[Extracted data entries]

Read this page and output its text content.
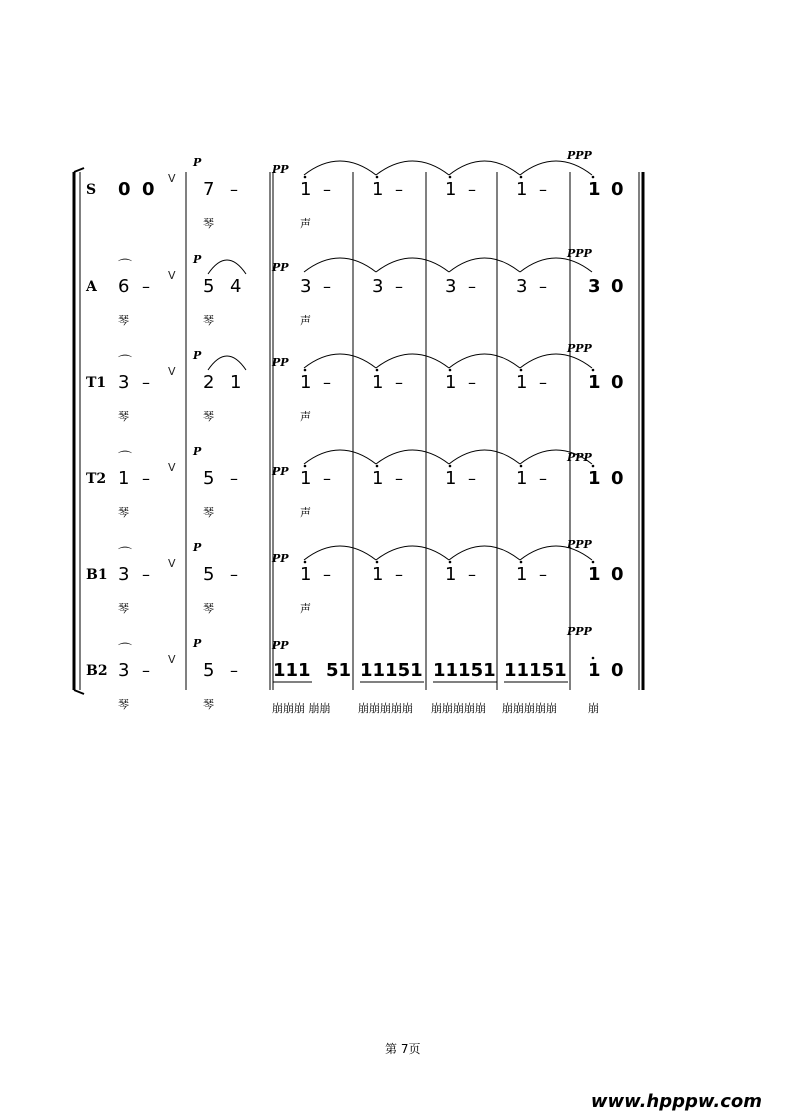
S 0 0
V
P
7 –
琴
PP
1 –
声
1 – 1 – 1 –
PPP
1 0
A 6 –
⌒
琴
V
P
5 4
琴
PP
3 –
声
3 – 3 – 3 –
PPP
3 0
T1 3 –
⌒
琴
V
P
2 1
琴
PP
1 –
声
1 – 1 – 1 –
PPP
1 0
T2 1 –
⌒
琴
V
P
5 –
琴
PP 1 –
声
1 – 1 – 1 –
PPP
1 0
B1 3 –
⌒
琴
V
P
5 –
琴
PP
1 –
声
1 – 1 – 1 –
PPP
1 0
B2 3 –
⌒
琴
V
P
5 –
琴
PP
111 51
崩崩崩 崩崩
11151
崩崩崩崩崩
11151
崩崩崩崩崩
11151
崩崩崩崩崩
PPP
1 0
崩
第 7页
www.hpppw.com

PROBLEM STATEMENT: Reproduce every entry exactly, but omit each picture.

SOLUTION:
Read this page and output its text content.
S 0 0
V
P
7 –
琴
PP
1 –
声
1 – 1 – 1 –
PPP
1 0
A 6 –
⌒
琴
V
P
5 4
琴
PP
3 –
声
3 – 3 – 3 –
PPP
3 0
T1 3 –
⌒
琴
V
P
2 1
琴
PP
1 –
声
1 – 1 – 1 –
PPP
1 0
T2 1 –
⌒
琴
V
P
5 –
琴
PP 1 –
声
1 – 1 – 1 –
PPP
1 0
B1 3 –
⌒
琴
V
P
5 –
琴
PP
1 –
声
1 – 1 – 1 –
PPP
1 0
B2 3 –
⌒
琴
V
P
5 –
琴
PP
111 51
崩崩崩 崩崩
11151
崩崩崩崩崩
11151
崩崩崩崩崩
11151
崩崩崩崩崩
PPP
1 0
崩
第 7页
www.hpppw.com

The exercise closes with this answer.